(DOCUMENT EXTRACT)
The Military Mutiny: The Baden Revolution of 1849
Delegates of the Baden People’s Associations meet in Offenburg on May 12th 1849. Demands are made for the release of political prisoners. In the federal fortress of Rastatt, the garrison mutinies because soldiers are being
held under arrest. Garrisons in Karlsruhe, Mannheim, Freiburg, Bruchsal and Lörrach join in.
On May 14th, Grand Duke Leopold I flees Karlsruhe for the Prussian fortress of Ehrenbreitenstein near Coblence. The „Landesausschuss der Volksvereine“ now moves into Karlsruhe and forms a government: in Baden, the revolution has briefly triumphed. Head of government Lorenz Brentano avoids the proclamation of the republic, even has the radical instigators around Gustav Struve arrested.
Revolution-tested volunteer units from all over Europe rush to Baden to extend the started revolution to all of Germany. Conservative rural and urban citizens now fear revolutionary chaos. Their passive resistance undermines the revolution. Brentano and the moderate forces hope in vain for the continuation of the constitutional reform process. Troops of the German Confederation under Prussian leadership end the revolutionary experiment in Baden.
Lorenz Brentano: Revolutionary Head of Government against his Will
Lorenz Brentano, a 36-year-old Mannheim lawyer and Baden member of parliament, becomes head of government against his will in May 1849. In the years before, he fought for judicial reform in the state parliament and, after the first wave of the revolution in 1848, defended some of the actors in court with great skill. The Baden government refuses to approve his election as mayor of Mannheim in 1849.
After the flight of Grand Duke Leopold I in May 1849, a power vacuum arises. The new constituent assembly in Karlsruhe appoints the reluctant Brentano to head the provisional revolutionary government. After six weeks in office, he is deposed by the radical wing of the revolution and flees to Switzerland, and from there to the United States.
After years as a farmer, Brentano moves with his family to Chicago in 1859, where he becomes editor, alderman and finally co-owner of the German- language „Illinois Staats-Zeitung“. In 1869, the family move to Zurich, and Brentano becomes U.S. consul in Dresden. Back in the U.S., the 63-year-
old is elected to Congress for the Republican Party. Brentano dies in Chicago in 1891.

Records showing where elements appear:
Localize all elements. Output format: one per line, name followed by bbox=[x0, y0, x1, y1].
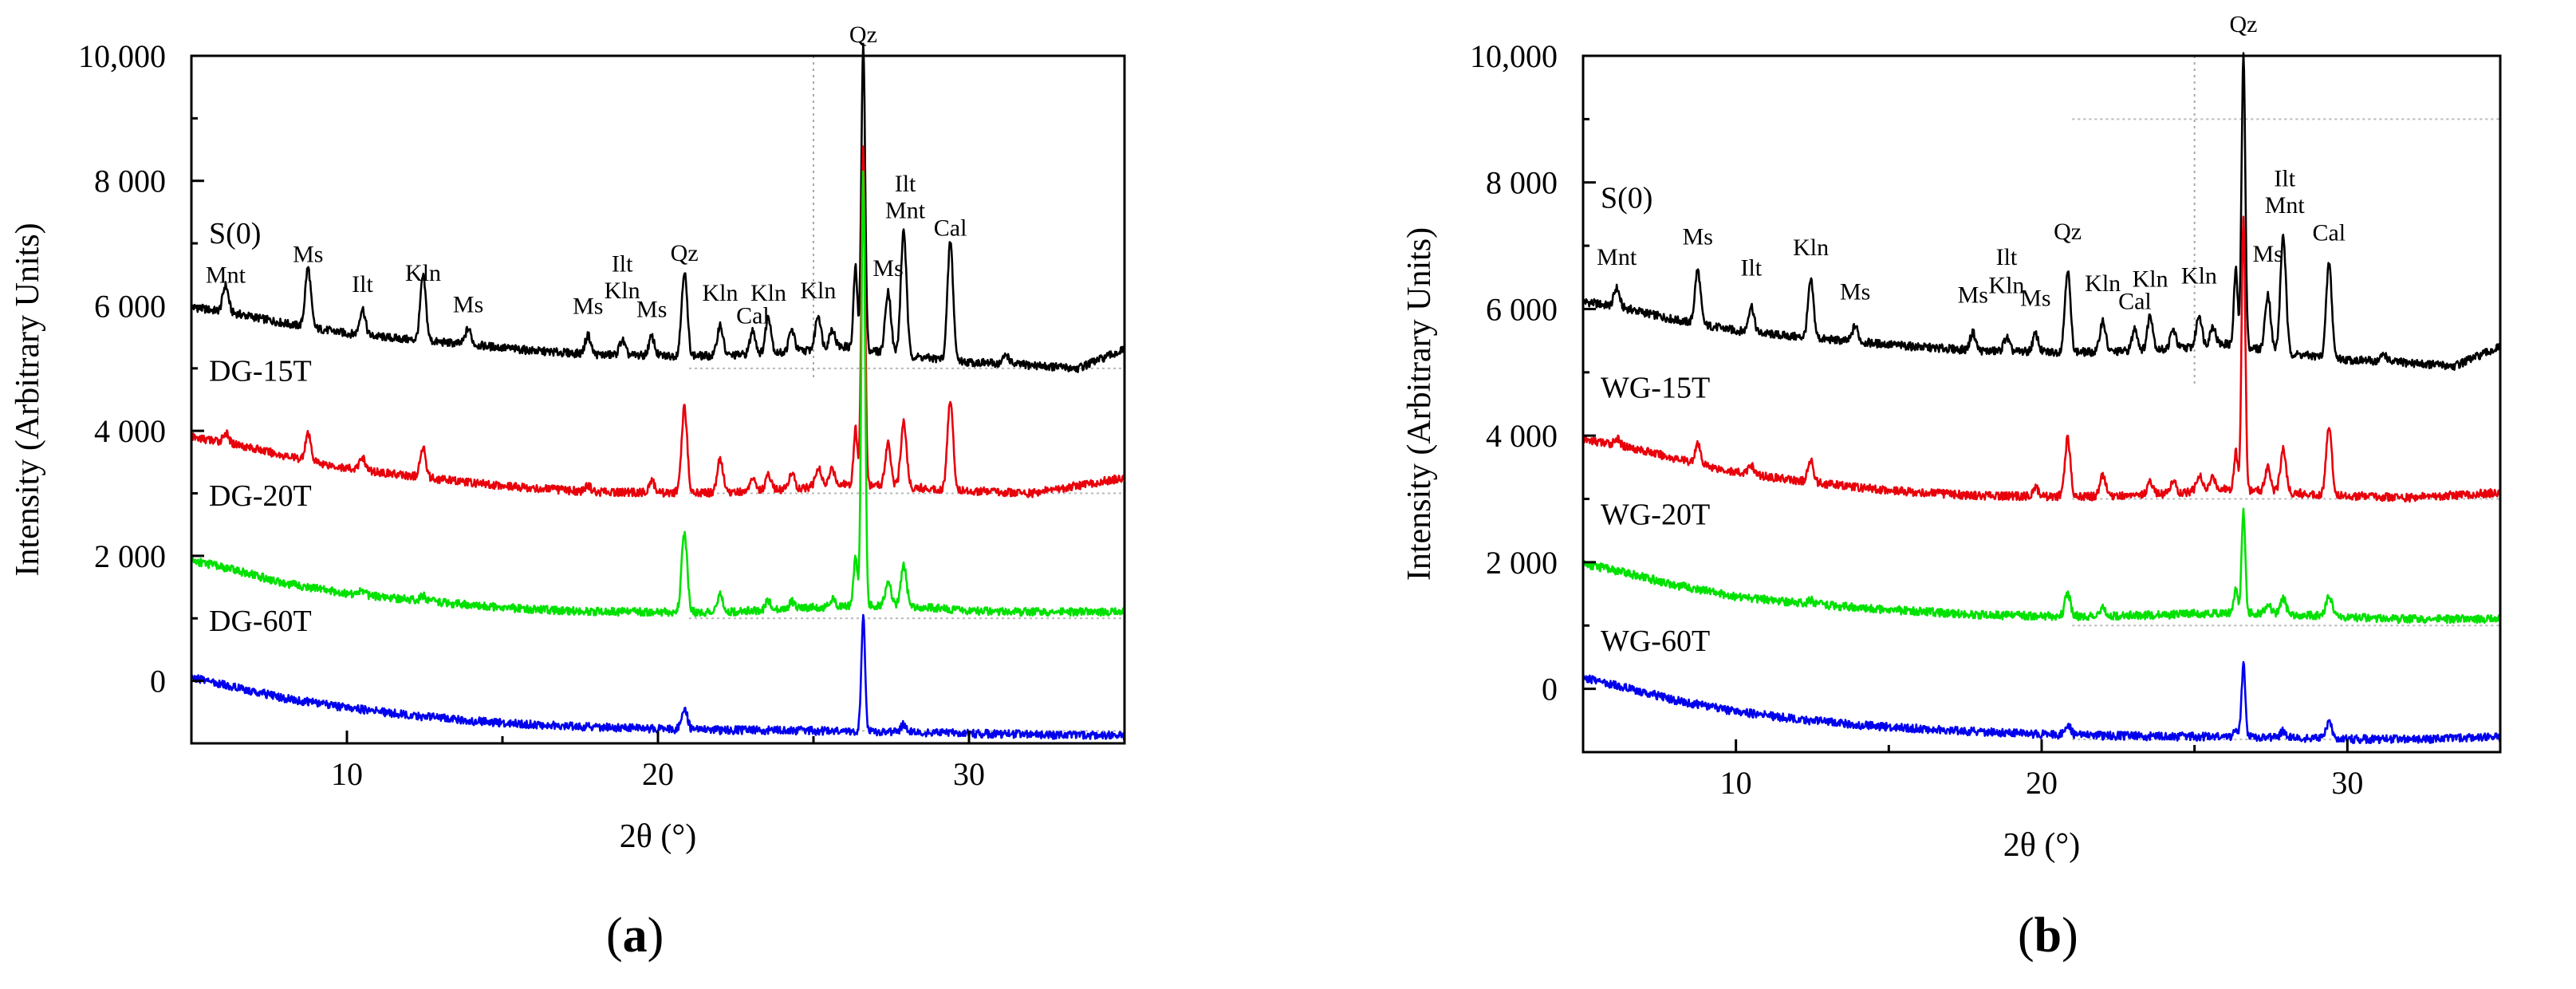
x-tick-label: 20 bbox=[642, 756, 674, 792]
y-tick-label: 6 000 bbox=[94, 288, 166, 324]
y-tick-label: 2 000 bbox=[1486, 545, 1558, 581]
x-axis-label: 2θ (°) bbox=[620, 818, 696, 855]
peak-label: Kln bbox=[2085, 270, 2121, 297]
peak-label: Ms bbox=[453, 291, 483, 317]
series-line-DG-20T bbox=[190, 170, 1126, 617]
y-tick-label: 0 bbox=[150, 664, 166, 699]
series-line-DG-15T bbox=[190, 145, 1126, 498]
series-line-DG-60T bbox=[190, 613, 1126, 741]
series-label: S(0) bbox=[1601, 181, 1652, 215]
peak-label: Kln bbox=[405, 260, 441, 286]
series-line-S(0) bbox=[1581, 52, 2502, 371]
xrd-chart-b: S(0) WG-15T WG-20T WG-60T 0 2 000 4 000 6 000 8 … bbox=[1401, 11, 2502, 864]
peak-label: Ilt bbox=[2274, 165, 2295, 191]
y-tick-label: 10,000 bbox=[1470, 38, 1558, 74]
peak-label: Ms bbox=[293, 242, 323, 268]
y-tick-label: 4 000 bbox=[94, 413, 166, 449]
series-label: DG-20T bbox=[209, 479, 312, 513]
peak-label: Ilt bbox=[895, 171, 916, 197]
peak-label: Ms bbox=[2252, 241, 2283, 267]
peak-label: Kln bbox=[2133, 266, 2168, 293]
peak-label: Kln bbox=[750, 280, 786, 306]
peak-label: Qz bbox=[2054, 219, 2082, 245]
peak-label: Ilt bbox=[1996, 244, 2018, 270]
peak-label: Ilt bbox=[612, 250, 633, 277]
series-label: WG-20T bbox=[1601, 498, 1710, 531]
series-label: WG-15T bbox=[1601, 372, 1710, 405]
series-line-WG-15T bbox=[1581, 215, 2502, 503]
peak-label: Ms bbox=[636, 297, 667, 323]
peak-label: Qz bbox=[2230, 11, 2258, 37]
peak-label: Ms bbox=[1840, 279, 1870, 305]
y-tick-label: 6 000 bbox=[1486, 291, 1558, 327]
plot-frame bbox=[190, 54, 1126, 745]
peak-label: Cal bbox=[2312, 220, 2346, 246]
x-tick-label: 10 bbox=[331, 756, 363, 792]
series-label: S(0) bbox=[209, 217, 261, 250]
peak-label: Ms bbox=[573, 294, 603, 320]
chart-panel-b: S(0) WG-15T WG-20T WG-60T 0 2 000 4 000 6 000 8 … bbox=[1288, 0, 2576, 989]
peak-label: Ms bbox=[872, 255, 903, 282]
y-tick-label: 0 bbox=[1542, 672, 1558, 707]
peak-label: Ilt bbox=[352, 271, 373, 297]
series-line-S(0) bbox=[190, 42, 1126, 373]
peak-label: Mnt bbox=[2265, 192, 2306, 219]
series-label: DG-15T bbox=[209, 354, 312, 388]
x-tick-label: 30 bbox=[953, 756, 985, 792]
peak-label: Ms bbox=[2020, 285, 2050, 311]
series-line-WG-60T bbox=[1581, 660, 2502, 744]
peak-label: Kln bbox=[605, 278, 640, 304]
peak-label: Mnt bbox=[1597, 244, 1637, 270]
peak-label: Kln bbox=[1988, 273, 2024, 299]
x-tick-label: 10 bbox=[1720, 765, 1752, 801]
plot-frame bbox=[1581, 54, 2502, 754]
chart-panel-a: S(0) DG-15T DG-20T DG-60T 0 2 000 4 000 6 000 8 … bbox=[10, 22, 1126, 963]
series-label: DG-60T bbox=[209, 605, 312, 638]
peak-label: Kln bbox=[2181, 263, 2217, 290]
xrd-chart-a: S(0) DG-15T DG-20T DG-60T 0 2 000 4 000 6 000 8 … bbox=[10, 22, 1126, 855]
peak-label: Kln bbox=[703, 280, 739, 306]
peak-label: Mnt bbox=[206, 262, 246, 288]
peak-label: Mnt bbox=[885, 198, 926, 224]
x-tick-label: 30 bbox=[2331, 765, 2363, 801]
series-label: WG-60T bbox=[1601, 625, 1710, 658]
peak-label: Ms bbox=[1683, 224, 1713, 250]
peak-label: Cal bbox=[934, 215, 967, 242]
peak-label: Ms bbox=[1958, 282, 1988, 309]
panel-caption-b: (b) bbox=[2018, 908, 2078, 963]
x-axis-label: 2θ (°) bbox=[2003, 827, 2080, 864]
y-axis-label: Intensity (Arbitrary Units) bbox=[1401, 227, 1438, 581]
y-tick-label: 10,000 bbox=[78, 38, 166, 74]
y-tick-label: 4 000 bbox=[1486, 418, 1558, 454]
peak-label: Qz bbox=[849, 22, 877, 48]
x-tick-label: 20 bbox=[2026, 765, 2058, 801]
y-tick-label: 8 000 bbox=[1486, 165, 1558, 201]
y-axis-label: Intensity (Arbitrary Units) bbox=[10, 223, 46, 576]
peak-label: Ilt bbox=[1740, 254, 1762, 281]
y-tick-label: 2 000 bbox=[94, 538, 166, 574]
series-line-WG-20T bbox=[1581, 507, 2502, 625]
peak-label: Qz bbox=[671, 240, 699, 266]
peak-label: Kln bbox=[1793, 234, 1829, 261]
peak-label: Cal bbox=[2118, 288, 2152, 314]
peak-label: Cal bbox=[736, 302, 770, 329]
panel-caption-a: (a) bbox=[606, 908, 664, 963]
y-tick-label: 8 000 bbox=[94, 164, 166, 199]
peak-label: Kln bbox=[800, 278, 836, 304]
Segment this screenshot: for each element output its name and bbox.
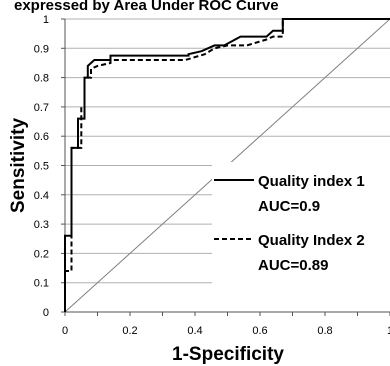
y-tick-label: 1 — [43, 14, 49, 26]
y-tick-label: 0.7 — [34, 102, 49, 114]
y-tick-label: 0.9 — [34, 43, 49, 55]
y-tick-label: 0.4 — [34, 190, 49, 202]
y-tick-label: 0.3 — [34, 219, 49, 231]
x-axis-title: 1-Specificity — [172, 344, 284, 365]
legend-label-2: Quality Index 2 — [258, 232, 365, 249]
x-tick-label: 0.2 — [122, 325, 137, 337]
auc-annotation-2: AUC=0.89 — [258, 257, 328, 274]
y-tick-label: 0.6 — [34, 131, 49, 143]
x-tick-label: 0.6 — [252, 325, 267, 337]
legend-label-1: Quality index 1 — [258, 173, 365, 190]
x-tick-label: 0 — [62, 325, 68, 337]
y-tick-label: 0.1 — [34, 278, 49, 290]
y-tick-label: 0.2 — [34, 248, 49, 260]
label-layer: expressed by Area Under ROC Curve 1-Speci… — [8, 0, 284, 365]
y-axis-title: Sensitivity — [8, 118, 29, 213]
legend-background — [212, 162, 390, 287]
x-tick-label: 1 — [387, 325, 390, 337]
chart-title: expressed by Area Under ROC Curve — [14, 0, 279, 14]
legend: Quality index 1 AUC=0.9 Quality Index 2 AUC… — [212, 162, 390, 287]
x-tick-label: 0.4 — [187, 325, 202, 337]
y-tick-label: 0.8 — [34, 73, 49, 85]
auc-annotation-1: AUC=0.9 — [258, 198, 320, 215]
axis-layer: 0 0.1 0.2 0.3 0.4 0.5 0.6 0.7 0.8 0.9 1 0 0.2 0.4 0.6 0… — [34, 14, 390, 337]
x-tick-label: 0.8 — [317, 325, 332, 337]
roc-series-line-2 — [64, 18, 390, 312]
y-tick-label: 0 — [43, 307, 49, 319]
y-tick-label: 0.5 — [34, 161, 49, 173]
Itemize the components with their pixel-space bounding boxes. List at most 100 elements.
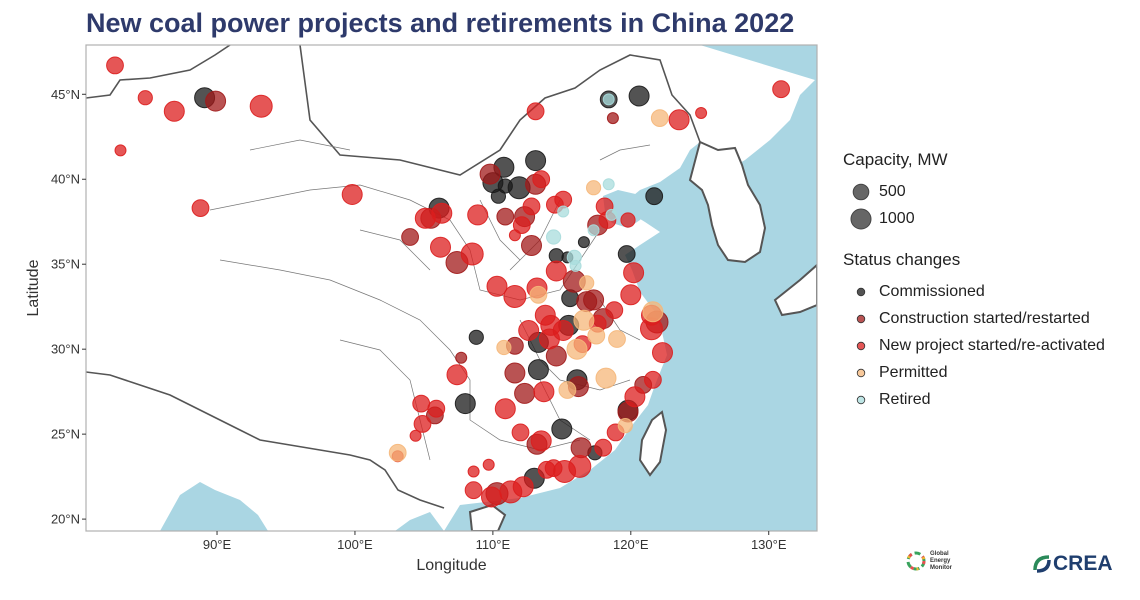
project-point-new-project-started-re-activated — [494, 398, 516, 420]
project-point-construction-started-restarted — [583, 289, 605, 311]
status-legend-label: Construction started/restarted — [879, 309, 1090, 327]
project-point-new-project-started-re-activated — [412, 394, 431, 413]
y-tick-label: 20°N — [51, 512, 80, 527]
land-taiwan — [638, 410, 668, 477]
status-swatch — [856, 287, 866, 296]
project-point-new-project-started-re-activated — [695, 107, 708, 119]
project-point-new-project-started-re-activated — [341, 184, 363, 205]
project-point-new-project-started-re-activated — [533, 381, 555, 403]
project-point-retired — [605, 208, 618, 221]
capacity-legend-item: 1000 — [843, 205, 1138, 232]
capacity-legend-title: Capacity, MW — [843, 150, 948, 169]
project-point-commissioned — [497, 178, 513, 194]
project-point-new-project-started-re-activated — [446, 364, 468, 386]
project-point-new-project-started-re-activated — [605, 301, 624, 320]
project-point-construction-started-restarted — [455, 351, 468, 364]
project-point-new-project-started-re-activated — [552, 320, 574, 341]
gem-line: Global — [930, 550, 949, 557]
project-point-permitted — [586, 180, 602, 196]
project-point-new-project-started-re-activated — [431, 202, 453, 224]
project-point-commissioned — [525, 150, 547, 172]
sea-bay-of-bengal — [160, 482, 268, 531]
status-legend-item: Permitted — [843, 359, 1138, 386]
y-tick-label: 25°N — [51, 427, 80, 442]
crea-logo: CREA — [1031, 552, 1113, 576]
gem-logo-icon — [906, 551, 926, 571]
project-point-new-project-started-re-activated — [511, 423, 530, 442]
project-point-retired — [587, 224, 600, 237]
gem-line: Energy — [930, 557, 951, 564]
status-legend-item: Retired — [843, 386, 1138, 413]
project-point-new-project-started-re-activated — [512, 216, 531, 235]
project-point-permitted — [617, 418, 633, 434]
project-point-new-project-started-re-activated — [624, 386, 646, 408]
project-point-new-project-started-re-activated — [249, 94, 273, 118]
status-swatch — [856, 314, 866, 323]
project-point-retired — [602, 93, 615, 106]
project-point-new-project-started-re-activated — [464, 481, 483, 500]
status-legend-item: New project started/re-activated — [843, 332, 1138, 359]
project-point-permitted — [496, 339, 512, 356]
project-point-permitted — [642, 301, 664, 323]
capacity-legend-label: 500 — [879, 182, 906, 200]
project-point-permitted — [595, 367, 617, 389]
project-point-new-project-started-re-activated — [594, 438, 613, 457]
project-point-permitted — [579, 275, 595, 291]
project-point-construction-started-restarted — [606, 112, 619, 125]
project-point-new-project-started-re-activated — [668, 109, 690, 131]
x-tick-label: 120°E — [613, 537, 649, 552]
x-axis-label: Longitude — [416, 557, 486, 574]
status-legend-item: Commissioned — [843, 278, 1138, 305]
capacity-1000-symbol — [850, 208, 872, 229]
project-point-new-project-started-re-activated — [413, 415, 432, 433]
status-legend-title: Status changes — [843, 250, 961, 269]
project-point-permitted — [529, 285, 548, 304]
y-tick-label: 40°N — [51, 172, 80, 187]
project-point-new-project-started-re-activated — [652, 342, 673, 364]
project-point-commissioned — [628, 85, 650, 107]
status-legend-label: Commissioned — [879, 282, 985, 300]
project-point-construction-started-restarted — [496, 207, 515, 226]
sea-gulf-of-tonkin — [395, 512, 444, 531]
project-point-new-project-started-re-activated — [508, 229, 521, 242]
project-point-new-project-started-re-activated — [545, 260, 567, 282]
project-point-retired — [602, 178, 615, 191]
legend: Capacity, MW 500 1000 Status changes Com… — [843, 150, 1138, 413]
project-point-new-project-started-re-activated — [620, 212, 636, 228]
y-tick-label: 45°N — [51, 87, 80, 102]
project-point-permitted — [608, 330, 626, 348]
status-legend-item: Construction started/restarted — [843, 305, 1138, 332]
project-point-new-project-started-re-activated — [114, 144, 127, 157]
project-point-new-project-started-re-activated — [482, 458, 495, 471]
project-point-new-project-started-re-activated — [568, 454, 592, 478]
project-point-commissioned — [577, 236, 590, 249]
project-point-new-project-started-re-activated — [163, 100, 185, 122]
project-point-construction-started-restarted — [401, 228, 420, 246]
status-legend-label: New project started/re-activated — [879, 336, 1105, 354]
project-point-construction-started-restarted — [205, 90, 227, 112]
project-point-new-project-started-re-activated — [409, 429, 422, 442]
project-point-new-project-started-re-activated — [481, 486, 502, 508]
project-point-new-project-started-re-activated — [191, 199, 210, 218]
status-legend-label: Permitted — [879, 363, 948, 381]
project-point-commissioned — [617, 245, 636, 263]
project-point-new-project-started-re-activated — [623, 262, 645, 284]
project-point-commissioned — [645, 187, 664, 206]
project-point-new-project-started-re-activated — [430, 236, 451, 258]
logos: Global Energy Monitor CREA — [905, 548, 1125, 588]
capacity-legend-label: 1000 — [879, 209, 915, 227]
project-point-new-project-started-re-activated — [137, 90, 153, 106]
project-point-retired — [546, 229, 562, 245]
project-point-new-project-started-re-activated — [467, 465, 480, 478]
map-panel-frame — [85, 44, 818, 532]
capacity-legend-item: 500 — [843, 178, 1138, 205]
project-point-new-project-started-re-activated — [554, 190, 573, 209]
project-point-permitted — [558, 381, 577, 399]
status-legend-label: Retired — [879, 390, 931, 408]
project-point-new-project-started-re-activated — [620, 284, 642, 306]
china-border — [86, 45, 701, 509]
project-point-permitted — [650, 109, 669, 127]
project-point-new-project-started-re-activated — [644, 370, 662, 389]
project-point-permitted — [573, 309, 595, 331]
y-axis-label: Latitude — [25, 259, 42, 316]
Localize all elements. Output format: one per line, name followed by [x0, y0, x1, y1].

(PROBLEM A) Repeat word for word the section of the passage about the Baden Revolution of 1849, starting with "After the flight" and going on through "Chicago in 1891.".
(PROBLEM B) Where does Grand Duke Leopold I flee on May 14th, according to the passage about the Baden Revolution of 1849?
Rely only on the passage about the Baden Revolution of 1849.

(TASK ANSWER A)
After the flight of Grand Duke Leopold I in May 1849, a power vacuum arises. The new constituent assembly in Karlsruhe appoints the reluctant Brentano to head the provisional revolutionary government. After six weeks in office, he is deposed by the radical wing of the revolution and flees to Switzerland, and from there to the United States.
After years as a farmer, Brentano moves with his family to Chicago in 1859, where he becomes editor, alderman and finally co-owner of the German- language „Illinois Staats-Zeitung“. In 1869, the family move to Zurich, and Brentano becomes U.S. consul in Dresden. Back in the U.S., the 63-year-
old is elected to Congress for the Republican Party. Brentano dies in Chicago in 1891.

(TASK ANSWER B) He flees to the Prussian fortress of Ehrenbreitenstein near Coblence.